**EXERCISE TASK:**
Output all lines exactly.

>> BEGIN DATA SHOWN

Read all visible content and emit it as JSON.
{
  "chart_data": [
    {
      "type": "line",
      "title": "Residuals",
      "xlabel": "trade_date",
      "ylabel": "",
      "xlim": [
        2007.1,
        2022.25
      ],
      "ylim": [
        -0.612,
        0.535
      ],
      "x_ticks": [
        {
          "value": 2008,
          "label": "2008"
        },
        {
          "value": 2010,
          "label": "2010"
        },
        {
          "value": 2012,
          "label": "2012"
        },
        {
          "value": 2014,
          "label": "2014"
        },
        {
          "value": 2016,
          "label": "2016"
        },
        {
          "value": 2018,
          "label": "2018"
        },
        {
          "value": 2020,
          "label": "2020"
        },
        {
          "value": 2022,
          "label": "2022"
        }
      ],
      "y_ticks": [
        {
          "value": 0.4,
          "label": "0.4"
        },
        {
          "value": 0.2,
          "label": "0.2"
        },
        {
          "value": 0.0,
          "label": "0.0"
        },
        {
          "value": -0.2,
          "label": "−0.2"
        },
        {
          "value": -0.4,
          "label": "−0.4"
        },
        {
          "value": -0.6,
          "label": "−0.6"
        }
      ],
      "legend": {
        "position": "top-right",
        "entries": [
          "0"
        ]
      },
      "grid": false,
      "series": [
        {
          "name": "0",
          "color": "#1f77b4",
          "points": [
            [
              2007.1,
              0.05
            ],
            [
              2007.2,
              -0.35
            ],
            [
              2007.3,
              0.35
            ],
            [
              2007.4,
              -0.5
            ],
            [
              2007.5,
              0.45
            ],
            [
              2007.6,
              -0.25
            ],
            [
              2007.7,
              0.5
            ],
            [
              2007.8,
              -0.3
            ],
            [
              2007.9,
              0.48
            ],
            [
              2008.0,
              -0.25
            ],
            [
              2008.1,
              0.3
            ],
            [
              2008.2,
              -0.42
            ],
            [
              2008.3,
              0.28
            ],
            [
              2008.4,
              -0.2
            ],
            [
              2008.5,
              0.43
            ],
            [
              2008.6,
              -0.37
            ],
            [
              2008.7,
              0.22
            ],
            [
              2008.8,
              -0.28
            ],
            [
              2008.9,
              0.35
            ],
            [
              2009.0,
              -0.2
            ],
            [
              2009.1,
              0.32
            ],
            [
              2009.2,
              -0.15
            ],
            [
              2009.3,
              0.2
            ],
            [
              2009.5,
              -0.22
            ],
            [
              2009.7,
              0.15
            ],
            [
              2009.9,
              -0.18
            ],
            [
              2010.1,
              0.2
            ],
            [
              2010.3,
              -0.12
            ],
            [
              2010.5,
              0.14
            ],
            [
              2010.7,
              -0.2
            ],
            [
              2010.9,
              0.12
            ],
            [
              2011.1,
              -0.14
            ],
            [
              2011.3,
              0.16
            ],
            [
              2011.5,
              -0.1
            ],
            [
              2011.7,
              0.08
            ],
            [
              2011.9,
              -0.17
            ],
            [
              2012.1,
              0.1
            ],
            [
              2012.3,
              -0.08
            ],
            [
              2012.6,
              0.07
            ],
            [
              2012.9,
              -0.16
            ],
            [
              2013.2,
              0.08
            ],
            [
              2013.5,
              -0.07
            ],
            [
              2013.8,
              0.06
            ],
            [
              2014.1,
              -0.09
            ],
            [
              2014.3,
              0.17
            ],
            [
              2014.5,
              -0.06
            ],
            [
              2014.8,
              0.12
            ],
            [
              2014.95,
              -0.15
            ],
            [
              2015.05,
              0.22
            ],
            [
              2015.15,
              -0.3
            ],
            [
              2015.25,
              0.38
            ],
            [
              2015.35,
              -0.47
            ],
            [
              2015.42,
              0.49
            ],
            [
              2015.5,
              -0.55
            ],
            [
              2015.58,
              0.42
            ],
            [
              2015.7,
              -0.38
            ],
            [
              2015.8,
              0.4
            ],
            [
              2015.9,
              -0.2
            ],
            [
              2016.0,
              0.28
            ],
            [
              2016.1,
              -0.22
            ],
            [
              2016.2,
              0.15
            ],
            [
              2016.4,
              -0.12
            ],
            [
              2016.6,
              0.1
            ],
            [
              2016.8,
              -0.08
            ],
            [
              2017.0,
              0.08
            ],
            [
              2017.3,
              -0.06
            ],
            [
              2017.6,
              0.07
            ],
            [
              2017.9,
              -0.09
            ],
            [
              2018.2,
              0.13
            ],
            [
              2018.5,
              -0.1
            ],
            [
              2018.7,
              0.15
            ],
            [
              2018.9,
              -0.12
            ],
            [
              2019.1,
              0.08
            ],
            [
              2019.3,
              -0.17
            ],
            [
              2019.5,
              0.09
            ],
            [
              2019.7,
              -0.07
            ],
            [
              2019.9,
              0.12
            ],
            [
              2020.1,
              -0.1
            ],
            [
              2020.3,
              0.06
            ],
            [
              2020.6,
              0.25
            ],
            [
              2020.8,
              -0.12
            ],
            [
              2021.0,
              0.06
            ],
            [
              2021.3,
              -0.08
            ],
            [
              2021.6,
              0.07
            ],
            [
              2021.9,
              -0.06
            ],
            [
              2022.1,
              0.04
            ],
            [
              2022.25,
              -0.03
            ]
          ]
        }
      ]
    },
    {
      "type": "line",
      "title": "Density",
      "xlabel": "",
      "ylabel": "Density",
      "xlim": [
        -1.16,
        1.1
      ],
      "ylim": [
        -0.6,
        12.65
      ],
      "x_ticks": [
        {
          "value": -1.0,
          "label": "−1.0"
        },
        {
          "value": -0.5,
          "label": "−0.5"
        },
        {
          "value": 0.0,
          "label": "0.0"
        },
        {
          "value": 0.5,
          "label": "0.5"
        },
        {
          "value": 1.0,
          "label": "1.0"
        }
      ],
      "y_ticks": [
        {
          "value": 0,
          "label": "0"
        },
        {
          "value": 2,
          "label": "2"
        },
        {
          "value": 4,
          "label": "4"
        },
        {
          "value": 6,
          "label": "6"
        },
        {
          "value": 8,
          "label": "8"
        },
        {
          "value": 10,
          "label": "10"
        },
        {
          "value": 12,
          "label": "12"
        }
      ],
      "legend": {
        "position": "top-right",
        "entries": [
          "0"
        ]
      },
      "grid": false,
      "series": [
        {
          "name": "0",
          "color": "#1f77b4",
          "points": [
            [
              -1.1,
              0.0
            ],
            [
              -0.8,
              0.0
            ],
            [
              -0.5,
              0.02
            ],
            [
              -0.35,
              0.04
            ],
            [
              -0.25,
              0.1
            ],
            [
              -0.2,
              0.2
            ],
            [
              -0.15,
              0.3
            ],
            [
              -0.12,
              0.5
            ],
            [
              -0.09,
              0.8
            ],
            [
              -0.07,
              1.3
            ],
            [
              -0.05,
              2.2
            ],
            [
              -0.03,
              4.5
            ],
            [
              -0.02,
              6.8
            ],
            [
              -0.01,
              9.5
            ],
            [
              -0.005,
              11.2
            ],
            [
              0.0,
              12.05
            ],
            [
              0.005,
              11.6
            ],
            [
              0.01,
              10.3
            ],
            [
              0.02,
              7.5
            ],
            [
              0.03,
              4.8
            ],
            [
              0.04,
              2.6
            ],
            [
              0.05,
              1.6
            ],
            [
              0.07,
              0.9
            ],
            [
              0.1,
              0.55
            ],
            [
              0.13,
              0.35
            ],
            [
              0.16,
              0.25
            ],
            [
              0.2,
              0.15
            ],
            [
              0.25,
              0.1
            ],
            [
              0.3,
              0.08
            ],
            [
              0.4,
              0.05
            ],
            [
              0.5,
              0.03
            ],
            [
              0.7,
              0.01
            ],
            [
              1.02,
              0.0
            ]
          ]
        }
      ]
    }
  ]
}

>> END DATA SHOWN

**ANSWER TO THE EXERCISE:**
Read all visible content and emit it as JSON.
{
  "chart_data": [
    {
      "type": "line",
      "title": "Residuals",
      "xlabel": "trade_date",
      "ylabel": "",
      "xlim": [
        2007.1,
        2022.25
      ],
      "ylim": [
        -0.612,
        0.535
      ],
      "x_ticks": [
        {
          "value": 2008,
          "label": "2008"
        },
        {
          "value": 2010,
          "label": "2010"
        },
        {
          "value": 2012,
          "label": "2012"
        },
        {
          "value": 2014,
          "label": "2014"
        },
        {
          "value": 2016,
          "label": "2016"
        },
        {
          "value": 2018,
          "label": "2018"
        },
        {
          "value": 2020,
          "label": "2020"
        },
        {
          "value": 2022,
          "label": "2022"
        }
      ],
      "y_ticks": [
        {
          "value": 0.4,
          "label": "0.4"
        },
        {
          "value": 0.2,
          "label": "0.2"
        },
        {
          "value": 0.0,
          "label": "0.0"
        },
        {
          "value": -0.2,
          "label": "−0.2"
        },
        {
          "value": -0.4,
          "label": "−0.4"
        },
        {
          "value": -0.6,
          "label": "−0.6"
        }
      ],
      "legend": {
        "position": "top-right",
        "entries": [
          "0"
        ]
      },
      "grid": false,
      "series": [
        {
          "name": "0",
          "color": "#1f77b4",
          "points": [
            [
              2007.1,
              0.05
            ],
            [
              2007.2,
              -0.35
            ],
            [
              2007.3,
              0.35
            ],
            [
              2007.4,
              -0.5
            ],
            [
              2007.5,
              0.45
            ],
            [
              2007.6,
              -0.25
            ],
            [
              2007.7,
              0.5
            ],
            [
              2007.8,
              -0.3
            ],
            [
              2007.9,
              0.48
            ],
            [
              2008.0,
              -0.25
            ],
            [
              2008.1,
              0.3
            ],
            [
              2008.2,
              -0.42
            ],
            [
              2008.3,
              0.28
            ],
            [
              2008.4,
              -0.2
            ],
            [
              2008.5,
              0.43
            ],
            [
              2008.6,
              -0.37
            ],
            [
              2008.7,
              0.22
            ],
            [
              2008.8,
              -0.28
            ],
            [
              2008.9,
              0.35
            ],
            [
              2009.0,
              -0.2
            ],
            [
              2009.1,
              0.32
            ],
            [
              2009.2,
              -0.15
            ],
            [
              2009.3,
              0.2
            ],
            [
              2009.5,
              -0.22
            ],
            [
              2009.7,
              0.15
            ],
            [
              2009.9,
              -0.18
            ],
            [
              2010.1,
              0.2
            ],
            [
              2010.3,
              -0.12
            ],
            [
              2010.5,
              0.14
            ],
            [
              2010.7,
              -0.2
            ],
            [
              2010.9,
              0.12
            ],
            [
              2011.1,
              -0.14
            ],
            [
              2011.3,
              0.16
            ],
            [
              2011.5,
              -0.1
            ],
            [
              2011.7,
              0.08
            ],
            [
              2011.9,
              -0.17
            ],
            [
              2012.1,
              0.1
            ],
            [
              2012.3,
              -0.08
            ],
            [
              2012.6,
              0.07
            ],
            [
              2012.9,
              -0.16
            ],
            [
              2013.2,
              0.08
            ],
            [
              2013.5,
              -0.07
            ],
            [
              2013.8,
              0.06
            ],
            [
              2014.1,
              -0.09
            ],
            [
              2014.3,
              0.17
            ],
            [
              2014.5,
              -0.06
            ],
            [
              2014.8,
              0.12
            ],
            [
              2014.95,
              -0.15
            ],
            [
              2015.05,
              0.22
            ],
            [
              2015.15,
              -0.3
            ],
            [
              2015.25,
              0.38
            ],
            [
              2015.35,
              -0.47
            ],
            [
              2015.42,
              0.49
            ],
            [
              2015.5,
              -0.55
            ],
            [
              2015.58,
              0.42
            ],
            [
              2015.7,
              -0.38
            ],
            [
              2015.8,
              0.4
            ],
            [
              2015.9,
              -0.2
            ],
            [
              2016.0,
              0.28
            ],
            [
              2016.1,
              -0.22
            ],
            [
              2016.2,
              0.15
            ],
            [
              2016.4,
              -0.12
            ],
            [
              2016.6,
              0.1
            ],
            [
              2016.8,
              -0.08
            ],
            [
              2017.0,
              0.08
            ],
            [
              2017.3,
              -0.06
            ],
            [
              2017.6,
              0.07
            ],
            [
              2017.9,
              -0.09
            ],
            [
              2018.2,
              0.13
            ],
            [
              2018.5,
              -0.1
            ],
            [
              2018.7,
              0.15
            ],
            [
              2018.9,
              -0.12
            ],
            [
              2019.1,
              0.08
            ],
            [
              2019.3,
              -0.17
            ],
            [
              2019.5,
              0.09
            ],
            [
              2019.7,
              -0.07
            ],
            [
              2019.9,
              0.12
            ],
            [
              2020.1,
              -0.1
            ],
            [
              2020.3,
              0.06
            ],
            [
              2020.6,
              0.25
            ],
            [
              2020.8,
              -0.12
            ],
            [
              2021.0,
              0.06
            ],
            [
              2021.3,
              -0.08
            ],
            [
              2021.6,
              0.07
            ],
            [
              2021.9,
              -0.06
            ],
            [
              2022.1,
              0.04
            ],
            [
              2022.25,
              -0.03
            ]
          ]
        }
      ]
    },
    {
      "type": "line",
      "title": "Density",
      "xlabel": "",
      "ylabel": "Density",
      "xlim": [
        -1.16,
        1.1
      ],
      "ylim": [
        -0.6,
        12.65
      ],
      "x_ticks": [
        {
          "value": -1.0,
          "label": "−1.0"
        },
        {
          "value": -0.5,
          "label": "−0.5"
        },
        {
          "value": 0.0,
          "label": "0.0"
        },
        {
          "value": 0.5,
          "label": "0.5"
        },
        {
          "value": 1.0,
          "label": "1.0"
        }
      ],
      "y_ticks": [
        {
          "value": 0,
          "label": "0"
        },
        {
          "value": 2,
          "label": "2"
        },
        {
          "value": 4,
          "label": "4"
        },
        {
          "value": 6,
          "label": "6"
        },
        {
          "value": 8,
          "label": "8"
        },
        {
          "value": 10,
          "label": "10"
        },
        {
          "value": 12,
          "label": "12"
        }
      ],
      "legend": {
        "position": "top-right",
        "entries": [
          "0"
        ]
      },
      "grid": false,
      "series": [
        {
          "name": "0",
          "color": "#1f77b4",
          "points": [
            [
              -1.1,
              0.0
            ],
            [
              -0.8,
              0.0
            ],
            [
              -0.5,
              0.02
            ],
            [
              -0.35,
              0.04
            ],
            [
              -0.25,
              0.1
            ],
            [
              -0.2,
              0.2
            ],
            [
              -0.15,
              0.3
            ],
            [
              -0.12,
              0.5
            ],
            [
              -0.09,
              0.8
            ],
            [
              -0.07,
              1.3
            ],
            [
              -0.05,
              2.2
            ],
            [
              -0.03,
              4.5
            ],
            [
              -0.02,
              6.8
            ],
            [
              -0.01,
              9.5
            ],
            [
              -0.005,
              11.2
            ],
            [
              0.0,
              12.05
            ],
            [
              0.005,
              11.6
            ],
            [
              0.01,
              10.3
            ],
            [
              0.02,
              7.5
            ],
            [
              0.03,
              4.8
            ],
            [
              0.04,
              2.6
            ],
            [
              0.05,
              1.6
            ],
            [
              0.07,
              0.9
            ],
            [
              0.1,
              0.55
            ],
            [
              0.13,
              0.35
            ],
            [
              0.16,
              0.25
            ],
            [
              0.2,
              0.15
            ],
            [
              0.25,
              0.1
            ],
            [
              0.3,
              0.08
            ],
            [
              0.4,
              0.05
            ],
            [
              0.5,
              0.03
            ],
            [
              0.7,
              0.01
            ],
            [
              1.02,
              0.0
            ]
          ]
        }
      ]
    }
  ]
}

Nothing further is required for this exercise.